Rien d’extraordinaire ni de bien enthousiasmant dans cette Antigone d’Ivo van Hove… Le metteur en scène s’est manifestement fait réalisateur en optant pour une scénographie cinématographique mais le résultat, sans être horribilis, prend trop souvent des accents de série B voire Z pour être probant. Si la première impression est celle d’une mise en scène léchée avec une pénombre rendue chic par le noir ambiant et des costumes sobres et sombres, elle laisse très vite place à un sentiment d’incohérence et d’inabouti. Bien des éléments jurent en effet, du fond de scène au jeu des comédiens en passant par la distribution et les divers univers créés.
Certaines images, projetées en fond de scène, sont sans doute d’une mauvaise qualité feinte, peut-être pour faire ressortir l’élégance du plateau, mais tranchent tout de même avec ce dernier et vont jusqu’à parasiter dommageablement ce qui s’y passe. Ne laissant pas bien discerner leur sujet, elles nous mobilisent et questionnent parfois plus que le drame joué par les comédiens… Ainsi le spectateur en vient trop souvent à faire un choix entre se focaliser sur les personnages ou sur cette projection parce qu’il n’y a pas véritablement de communion entre ces images et le plateau mais plutôt une juxtaposition qui ne fait pas sens quand elle ne se contente pas de le brouiller au lieu de l’enrichir.

_Travail demandé_
[1] Selon la critique d'Antigone, quel type de scénographie le metteur en scène a-t-il choisi ?
[2] Traduisez en anglais cette phrase de la critique d'Antigone : « Bien des éléments jurent en effet, du fond de scène au jeu des comédiens en passant par la distribution et les divers univers créés. »
[3] Prolongez la critique d'Antigone à partir de sa dernière phrase.

_Données extraites_

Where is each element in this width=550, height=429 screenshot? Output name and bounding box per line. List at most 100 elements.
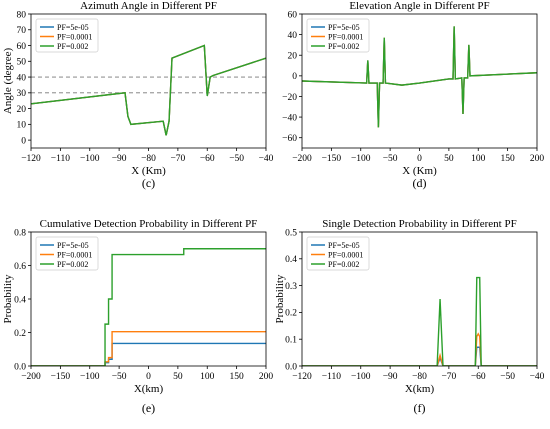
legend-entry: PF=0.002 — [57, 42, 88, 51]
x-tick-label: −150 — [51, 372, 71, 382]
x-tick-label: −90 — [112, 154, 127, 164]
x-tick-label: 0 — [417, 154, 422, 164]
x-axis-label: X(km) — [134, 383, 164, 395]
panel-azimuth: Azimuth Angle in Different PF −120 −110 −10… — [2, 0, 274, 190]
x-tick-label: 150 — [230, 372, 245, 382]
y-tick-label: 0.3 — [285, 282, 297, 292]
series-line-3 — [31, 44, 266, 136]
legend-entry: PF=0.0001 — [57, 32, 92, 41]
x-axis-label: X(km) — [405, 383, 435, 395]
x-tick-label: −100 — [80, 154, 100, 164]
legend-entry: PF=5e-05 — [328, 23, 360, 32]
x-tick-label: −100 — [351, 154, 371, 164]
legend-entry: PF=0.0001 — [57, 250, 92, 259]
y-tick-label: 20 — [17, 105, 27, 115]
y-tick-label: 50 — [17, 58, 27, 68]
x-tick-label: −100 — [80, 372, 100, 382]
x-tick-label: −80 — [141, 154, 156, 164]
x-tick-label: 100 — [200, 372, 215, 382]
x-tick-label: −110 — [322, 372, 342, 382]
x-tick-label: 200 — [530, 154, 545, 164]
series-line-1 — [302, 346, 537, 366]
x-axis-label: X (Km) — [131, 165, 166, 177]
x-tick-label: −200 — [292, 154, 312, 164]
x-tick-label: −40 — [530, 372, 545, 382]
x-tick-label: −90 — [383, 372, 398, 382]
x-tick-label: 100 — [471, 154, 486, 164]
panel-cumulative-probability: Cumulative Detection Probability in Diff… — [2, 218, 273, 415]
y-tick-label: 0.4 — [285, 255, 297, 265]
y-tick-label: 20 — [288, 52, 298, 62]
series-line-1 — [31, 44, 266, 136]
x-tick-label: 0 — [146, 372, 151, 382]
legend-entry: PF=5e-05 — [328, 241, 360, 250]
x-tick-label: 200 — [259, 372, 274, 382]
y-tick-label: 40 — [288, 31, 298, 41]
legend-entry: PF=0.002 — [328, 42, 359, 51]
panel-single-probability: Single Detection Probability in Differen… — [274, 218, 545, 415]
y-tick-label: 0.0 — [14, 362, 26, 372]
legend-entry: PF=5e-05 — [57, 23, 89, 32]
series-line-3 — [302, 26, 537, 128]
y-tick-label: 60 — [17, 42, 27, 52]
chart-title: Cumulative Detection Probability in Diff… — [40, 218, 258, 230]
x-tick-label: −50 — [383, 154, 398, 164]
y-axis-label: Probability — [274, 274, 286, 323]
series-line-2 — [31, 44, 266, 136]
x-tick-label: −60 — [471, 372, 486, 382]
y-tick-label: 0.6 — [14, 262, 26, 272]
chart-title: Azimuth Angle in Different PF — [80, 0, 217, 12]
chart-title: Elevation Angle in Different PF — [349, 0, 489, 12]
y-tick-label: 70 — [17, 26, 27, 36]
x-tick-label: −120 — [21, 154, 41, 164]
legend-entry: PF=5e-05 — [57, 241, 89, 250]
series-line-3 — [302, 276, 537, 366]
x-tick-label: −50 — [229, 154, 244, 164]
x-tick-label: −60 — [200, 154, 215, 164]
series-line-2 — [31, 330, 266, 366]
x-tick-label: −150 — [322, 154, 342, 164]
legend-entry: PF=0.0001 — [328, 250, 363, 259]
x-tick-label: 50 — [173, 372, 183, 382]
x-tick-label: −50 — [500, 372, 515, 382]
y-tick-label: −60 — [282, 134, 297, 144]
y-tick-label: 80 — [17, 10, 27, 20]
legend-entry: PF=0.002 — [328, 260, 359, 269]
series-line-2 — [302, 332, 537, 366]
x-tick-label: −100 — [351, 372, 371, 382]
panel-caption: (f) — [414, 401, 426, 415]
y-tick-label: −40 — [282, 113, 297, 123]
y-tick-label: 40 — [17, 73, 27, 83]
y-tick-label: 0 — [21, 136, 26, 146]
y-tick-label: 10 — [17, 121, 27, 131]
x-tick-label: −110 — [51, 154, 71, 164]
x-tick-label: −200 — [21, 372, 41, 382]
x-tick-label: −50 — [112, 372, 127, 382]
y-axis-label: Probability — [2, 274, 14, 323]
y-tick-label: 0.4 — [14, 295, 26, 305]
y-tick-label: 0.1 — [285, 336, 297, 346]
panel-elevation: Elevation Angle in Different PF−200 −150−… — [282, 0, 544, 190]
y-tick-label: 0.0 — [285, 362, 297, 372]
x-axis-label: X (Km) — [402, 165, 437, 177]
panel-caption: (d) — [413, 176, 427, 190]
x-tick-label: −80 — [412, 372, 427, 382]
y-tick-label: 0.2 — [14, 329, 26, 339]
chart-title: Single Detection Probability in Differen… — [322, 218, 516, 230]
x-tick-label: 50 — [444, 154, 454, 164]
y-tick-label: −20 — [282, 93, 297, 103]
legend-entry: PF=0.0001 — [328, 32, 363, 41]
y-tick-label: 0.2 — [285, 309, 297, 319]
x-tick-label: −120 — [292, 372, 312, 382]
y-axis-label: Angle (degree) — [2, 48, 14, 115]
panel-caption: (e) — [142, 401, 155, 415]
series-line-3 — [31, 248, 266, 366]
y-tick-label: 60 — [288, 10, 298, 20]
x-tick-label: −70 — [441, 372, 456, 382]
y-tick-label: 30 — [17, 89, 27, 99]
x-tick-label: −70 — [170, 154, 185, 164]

...

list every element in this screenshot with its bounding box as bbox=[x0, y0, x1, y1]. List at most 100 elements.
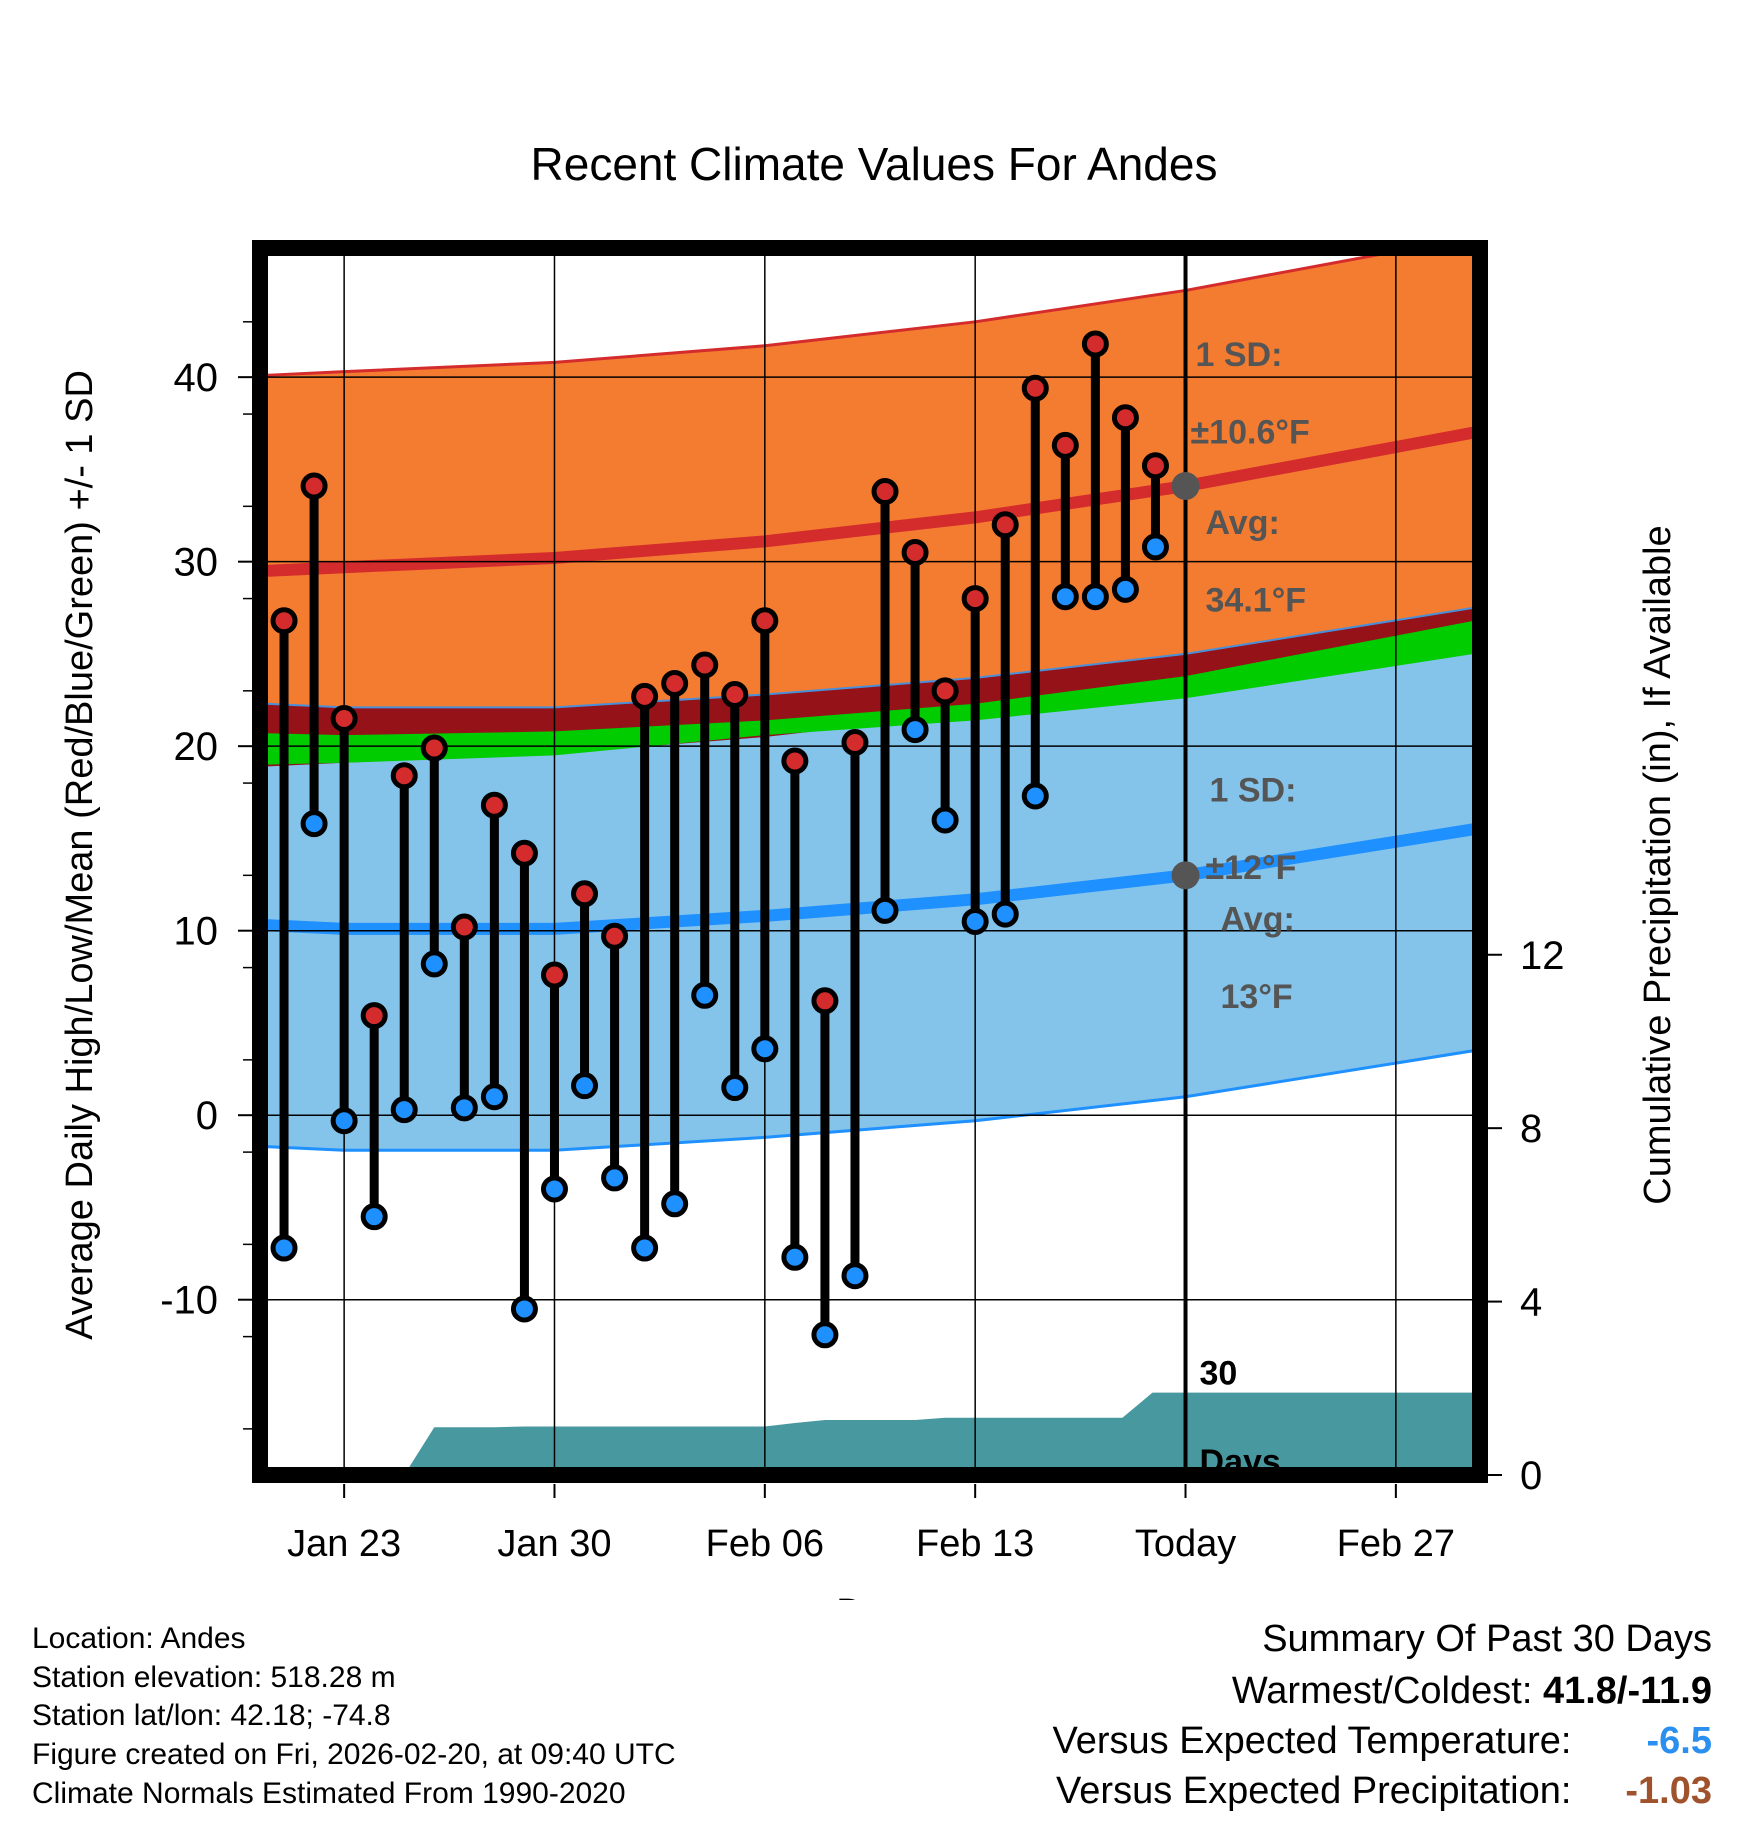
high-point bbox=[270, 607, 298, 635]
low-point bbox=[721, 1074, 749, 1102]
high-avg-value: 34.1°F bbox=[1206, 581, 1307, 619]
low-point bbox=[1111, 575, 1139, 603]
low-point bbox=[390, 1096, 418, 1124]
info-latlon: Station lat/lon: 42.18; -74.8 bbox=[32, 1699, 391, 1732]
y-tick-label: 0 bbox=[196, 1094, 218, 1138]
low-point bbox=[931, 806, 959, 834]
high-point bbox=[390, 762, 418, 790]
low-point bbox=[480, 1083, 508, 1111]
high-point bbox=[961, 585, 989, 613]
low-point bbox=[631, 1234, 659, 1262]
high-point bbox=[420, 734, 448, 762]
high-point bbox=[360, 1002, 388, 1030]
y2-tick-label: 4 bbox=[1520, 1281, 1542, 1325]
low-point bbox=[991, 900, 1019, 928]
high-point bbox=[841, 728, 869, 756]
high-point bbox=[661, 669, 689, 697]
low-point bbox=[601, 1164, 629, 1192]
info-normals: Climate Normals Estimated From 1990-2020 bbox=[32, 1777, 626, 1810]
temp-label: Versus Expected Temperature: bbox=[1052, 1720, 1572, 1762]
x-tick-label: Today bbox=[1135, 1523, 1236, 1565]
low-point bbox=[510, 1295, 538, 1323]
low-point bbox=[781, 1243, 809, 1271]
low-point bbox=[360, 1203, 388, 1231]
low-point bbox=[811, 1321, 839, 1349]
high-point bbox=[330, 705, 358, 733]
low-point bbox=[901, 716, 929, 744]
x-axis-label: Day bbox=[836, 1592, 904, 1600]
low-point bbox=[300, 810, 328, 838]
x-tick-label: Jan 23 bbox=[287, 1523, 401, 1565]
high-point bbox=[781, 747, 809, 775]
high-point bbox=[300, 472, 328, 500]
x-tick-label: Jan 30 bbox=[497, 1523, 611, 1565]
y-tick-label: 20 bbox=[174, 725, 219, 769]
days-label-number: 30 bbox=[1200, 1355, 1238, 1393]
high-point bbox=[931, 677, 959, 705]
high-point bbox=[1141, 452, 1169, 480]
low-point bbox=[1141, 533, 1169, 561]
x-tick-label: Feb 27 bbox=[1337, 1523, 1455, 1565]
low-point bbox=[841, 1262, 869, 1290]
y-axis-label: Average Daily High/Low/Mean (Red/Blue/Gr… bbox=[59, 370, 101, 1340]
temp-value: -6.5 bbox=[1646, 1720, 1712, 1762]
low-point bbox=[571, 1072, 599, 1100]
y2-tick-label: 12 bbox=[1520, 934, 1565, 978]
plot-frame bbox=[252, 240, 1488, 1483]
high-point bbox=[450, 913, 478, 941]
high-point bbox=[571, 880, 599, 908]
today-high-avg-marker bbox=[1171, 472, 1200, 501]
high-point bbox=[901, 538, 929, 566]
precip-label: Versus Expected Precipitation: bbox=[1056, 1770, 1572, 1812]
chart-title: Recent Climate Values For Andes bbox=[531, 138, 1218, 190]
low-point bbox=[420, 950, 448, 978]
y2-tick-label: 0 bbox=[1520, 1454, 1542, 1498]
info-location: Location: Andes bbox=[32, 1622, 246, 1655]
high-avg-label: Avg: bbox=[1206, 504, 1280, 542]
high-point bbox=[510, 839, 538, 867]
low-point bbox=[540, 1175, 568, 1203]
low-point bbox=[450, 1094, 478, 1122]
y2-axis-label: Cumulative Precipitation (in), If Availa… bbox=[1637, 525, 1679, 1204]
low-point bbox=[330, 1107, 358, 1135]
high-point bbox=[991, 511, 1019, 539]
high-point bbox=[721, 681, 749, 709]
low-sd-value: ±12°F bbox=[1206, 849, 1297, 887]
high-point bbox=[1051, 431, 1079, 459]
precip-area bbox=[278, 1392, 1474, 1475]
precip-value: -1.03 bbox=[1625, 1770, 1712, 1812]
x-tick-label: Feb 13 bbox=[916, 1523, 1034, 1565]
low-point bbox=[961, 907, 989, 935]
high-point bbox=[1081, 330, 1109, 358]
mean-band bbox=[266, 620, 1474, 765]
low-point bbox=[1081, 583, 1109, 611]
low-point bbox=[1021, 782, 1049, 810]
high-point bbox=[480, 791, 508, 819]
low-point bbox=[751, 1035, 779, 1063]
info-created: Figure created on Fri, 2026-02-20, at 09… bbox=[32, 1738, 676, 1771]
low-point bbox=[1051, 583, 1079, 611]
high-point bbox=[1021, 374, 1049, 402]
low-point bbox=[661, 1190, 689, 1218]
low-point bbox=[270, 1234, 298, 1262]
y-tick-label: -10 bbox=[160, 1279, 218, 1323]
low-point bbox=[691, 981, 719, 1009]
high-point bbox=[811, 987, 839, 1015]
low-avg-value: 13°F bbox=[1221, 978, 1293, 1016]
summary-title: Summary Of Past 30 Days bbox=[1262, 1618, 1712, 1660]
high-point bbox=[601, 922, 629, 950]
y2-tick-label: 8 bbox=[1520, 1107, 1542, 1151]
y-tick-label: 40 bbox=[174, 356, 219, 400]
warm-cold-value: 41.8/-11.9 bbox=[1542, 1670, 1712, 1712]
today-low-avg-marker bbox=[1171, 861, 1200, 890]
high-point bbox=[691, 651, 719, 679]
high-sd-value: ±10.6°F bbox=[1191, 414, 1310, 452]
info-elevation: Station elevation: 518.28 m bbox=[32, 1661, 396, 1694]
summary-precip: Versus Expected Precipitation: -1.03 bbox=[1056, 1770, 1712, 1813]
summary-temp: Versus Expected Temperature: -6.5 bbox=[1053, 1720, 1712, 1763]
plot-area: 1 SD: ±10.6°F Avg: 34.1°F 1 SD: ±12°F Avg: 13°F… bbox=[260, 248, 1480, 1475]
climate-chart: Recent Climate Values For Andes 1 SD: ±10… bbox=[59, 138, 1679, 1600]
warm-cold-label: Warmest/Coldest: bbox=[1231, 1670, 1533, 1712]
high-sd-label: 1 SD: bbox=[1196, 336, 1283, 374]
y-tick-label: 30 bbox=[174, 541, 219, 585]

_Corrigé proposé_
[1] Une scénographie cinématographique.

[2] Indeed, many elements clash, from the backdrop to the actors' performances, by way of the casting and the various worlds created.

[3]
Cette juxtaposition est d’autant plus forte que ces images et les autres, plus transparentes à l’instar de celles qui illustrent les lieux évoqués par les personnages, nous font entrer dans la science-fiction d’anticipation alors que le plateau nous situe, lui, dans un monde plus contemporain par les costumes et les divers meubles qui s’y trouvent. Ce monde d’anticipation est conforté par cet oculus géant qui domine la scène. Ce dernier épouse le temps, à la manière des robes de Peau-d’Âne, comme il le fait passer ; il n’a cependant pas la charge poétique espérée donnant un peu trop à voir ses grosses ficelles (du moins aux premiers rangs) et faisant dès lors un peu kitsch. Les accessoires utilisés à la fin de la pièce font naître enfin un troisième monde, un troisième genre même, le polar des années 50 – avec en prime la femme qui fait la vaisselle, évidemment –, ce qui achève de rendre illisible la mise en scène puisque cela donne lieu, à nouveau, à une juxtaposition mal amenée et perçue comme fortuite.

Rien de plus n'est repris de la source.